# [TASK DETAILS]
Below are some records. Pull every line that contains the word "stop".
** start **
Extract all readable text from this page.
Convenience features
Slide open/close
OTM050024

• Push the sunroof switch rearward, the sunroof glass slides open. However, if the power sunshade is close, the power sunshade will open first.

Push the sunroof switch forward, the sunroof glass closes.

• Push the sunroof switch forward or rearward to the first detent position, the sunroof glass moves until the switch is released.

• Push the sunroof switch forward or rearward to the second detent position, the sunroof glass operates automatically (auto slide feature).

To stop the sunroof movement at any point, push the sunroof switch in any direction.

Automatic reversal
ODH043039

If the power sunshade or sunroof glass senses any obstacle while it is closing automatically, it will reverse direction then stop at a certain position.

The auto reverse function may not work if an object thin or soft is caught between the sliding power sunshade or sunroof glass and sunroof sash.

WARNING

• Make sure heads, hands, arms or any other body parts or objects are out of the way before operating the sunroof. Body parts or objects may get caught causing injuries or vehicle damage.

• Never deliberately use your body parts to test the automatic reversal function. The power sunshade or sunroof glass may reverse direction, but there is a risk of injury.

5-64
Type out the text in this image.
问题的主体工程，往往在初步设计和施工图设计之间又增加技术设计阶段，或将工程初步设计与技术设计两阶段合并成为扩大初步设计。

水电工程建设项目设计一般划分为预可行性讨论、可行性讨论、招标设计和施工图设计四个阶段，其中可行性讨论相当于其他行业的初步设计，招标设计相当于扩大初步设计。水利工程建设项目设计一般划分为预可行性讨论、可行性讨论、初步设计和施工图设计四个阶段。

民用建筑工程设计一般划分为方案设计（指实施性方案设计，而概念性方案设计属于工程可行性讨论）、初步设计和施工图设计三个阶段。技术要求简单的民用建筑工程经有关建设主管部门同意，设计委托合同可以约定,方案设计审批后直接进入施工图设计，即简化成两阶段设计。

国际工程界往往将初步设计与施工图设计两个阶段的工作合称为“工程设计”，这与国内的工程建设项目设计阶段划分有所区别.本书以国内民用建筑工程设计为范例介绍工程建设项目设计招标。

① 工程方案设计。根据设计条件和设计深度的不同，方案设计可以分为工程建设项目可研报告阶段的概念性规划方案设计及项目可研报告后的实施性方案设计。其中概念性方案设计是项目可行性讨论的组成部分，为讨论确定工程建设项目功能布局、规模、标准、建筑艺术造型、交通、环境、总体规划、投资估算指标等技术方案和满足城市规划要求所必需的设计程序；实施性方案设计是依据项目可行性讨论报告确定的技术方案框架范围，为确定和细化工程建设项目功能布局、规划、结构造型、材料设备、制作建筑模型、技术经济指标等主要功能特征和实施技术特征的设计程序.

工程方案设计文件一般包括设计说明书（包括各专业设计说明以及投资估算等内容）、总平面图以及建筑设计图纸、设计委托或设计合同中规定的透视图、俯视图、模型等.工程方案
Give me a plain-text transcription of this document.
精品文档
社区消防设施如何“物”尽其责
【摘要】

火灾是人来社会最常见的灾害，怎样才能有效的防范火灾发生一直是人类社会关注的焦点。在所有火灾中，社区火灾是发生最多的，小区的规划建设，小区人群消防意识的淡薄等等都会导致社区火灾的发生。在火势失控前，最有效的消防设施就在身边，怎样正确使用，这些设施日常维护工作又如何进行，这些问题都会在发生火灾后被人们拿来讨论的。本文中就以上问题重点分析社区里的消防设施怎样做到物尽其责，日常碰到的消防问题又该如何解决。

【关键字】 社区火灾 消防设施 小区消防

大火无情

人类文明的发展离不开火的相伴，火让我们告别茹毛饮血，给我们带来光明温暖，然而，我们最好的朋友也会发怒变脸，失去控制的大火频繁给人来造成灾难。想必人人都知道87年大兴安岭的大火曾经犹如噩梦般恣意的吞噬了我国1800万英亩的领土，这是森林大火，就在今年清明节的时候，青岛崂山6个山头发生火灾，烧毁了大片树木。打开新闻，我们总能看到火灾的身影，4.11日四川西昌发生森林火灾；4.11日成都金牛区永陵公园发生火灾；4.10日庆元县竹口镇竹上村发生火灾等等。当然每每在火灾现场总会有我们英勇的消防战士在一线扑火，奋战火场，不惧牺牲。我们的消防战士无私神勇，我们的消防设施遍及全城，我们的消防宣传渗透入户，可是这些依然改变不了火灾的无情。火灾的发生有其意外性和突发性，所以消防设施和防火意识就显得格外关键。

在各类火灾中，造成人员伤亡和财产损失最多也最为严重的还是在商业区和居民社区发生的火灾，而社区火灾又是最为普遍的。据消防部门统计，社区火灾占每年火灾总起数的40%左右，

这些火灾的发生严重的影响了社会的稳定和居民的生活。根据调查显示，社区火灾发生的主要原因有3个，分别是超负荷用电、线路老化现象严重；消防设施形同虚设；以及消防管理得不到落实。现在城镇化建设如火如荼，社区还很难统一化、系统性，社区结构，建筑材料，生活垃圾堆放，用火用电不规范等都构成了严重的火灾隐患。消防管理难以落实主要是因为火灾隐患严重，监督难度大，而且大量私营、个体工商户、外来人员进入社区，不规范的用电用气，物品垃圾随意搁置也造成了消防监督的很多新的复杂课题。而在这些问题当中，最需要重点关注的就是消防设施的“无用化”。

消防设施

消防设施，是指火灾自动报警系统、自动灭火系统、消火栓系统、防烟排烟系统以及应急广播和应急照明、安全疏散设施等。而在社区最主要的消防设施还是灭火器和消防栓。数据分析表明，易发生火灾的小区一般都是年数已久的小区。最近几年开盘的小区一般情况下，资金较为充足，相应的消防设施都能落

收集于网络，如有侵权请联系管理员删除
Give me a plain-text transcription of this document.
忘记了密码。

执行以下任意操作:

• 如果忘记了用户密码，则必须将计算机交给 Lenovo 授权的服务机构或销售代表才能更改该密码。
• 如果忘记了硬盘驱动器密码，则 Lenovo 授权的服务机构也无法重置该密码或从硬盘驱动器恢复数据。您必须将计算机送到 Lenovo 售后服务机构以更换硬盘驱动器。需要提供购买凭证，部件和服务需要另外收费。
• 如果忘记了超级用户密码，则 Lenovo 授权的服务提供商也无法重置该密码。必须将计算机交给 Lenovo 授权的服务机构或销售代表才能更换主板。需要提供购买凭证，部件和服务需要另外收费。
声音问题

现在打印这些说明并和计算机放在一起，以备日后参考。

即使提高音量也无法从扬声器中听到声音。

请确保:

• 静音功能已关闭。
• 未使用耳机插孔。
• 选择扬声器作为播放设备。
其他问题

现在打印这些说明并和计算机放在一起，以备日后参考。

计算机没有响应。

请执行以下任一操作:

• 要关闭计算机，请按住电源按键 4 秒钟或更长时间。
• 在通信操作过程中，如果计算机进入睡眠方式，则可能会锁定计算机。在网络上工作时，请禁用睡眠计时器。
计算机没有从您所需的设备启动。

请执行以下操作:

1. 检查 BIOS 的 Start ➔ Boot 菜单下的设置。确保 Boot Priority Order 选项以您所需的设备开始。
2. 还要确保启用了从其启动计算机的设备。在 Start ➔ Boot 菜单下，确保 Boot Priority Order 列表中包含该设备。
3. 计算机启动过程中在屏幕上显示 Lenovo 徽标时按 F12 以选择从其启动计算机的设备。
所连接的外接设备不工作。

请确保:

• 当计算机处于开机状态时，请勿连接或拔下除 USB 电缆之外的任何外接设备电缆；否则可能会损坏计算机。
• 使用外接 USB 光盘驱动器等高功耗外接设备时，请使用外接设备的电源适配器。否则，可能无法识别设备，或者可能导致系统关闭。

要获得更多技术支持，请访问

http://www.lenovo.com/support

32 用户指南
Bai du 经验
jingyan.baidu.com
** end **
# [EXERCISE RESPONSE]
To stop the sunroof movement at any point, push the sunroof switch in any direction.
If the power sunshade or sunroof glass senses any obstacle while it is closing automatically, it will reverse direction then stop at a certain position.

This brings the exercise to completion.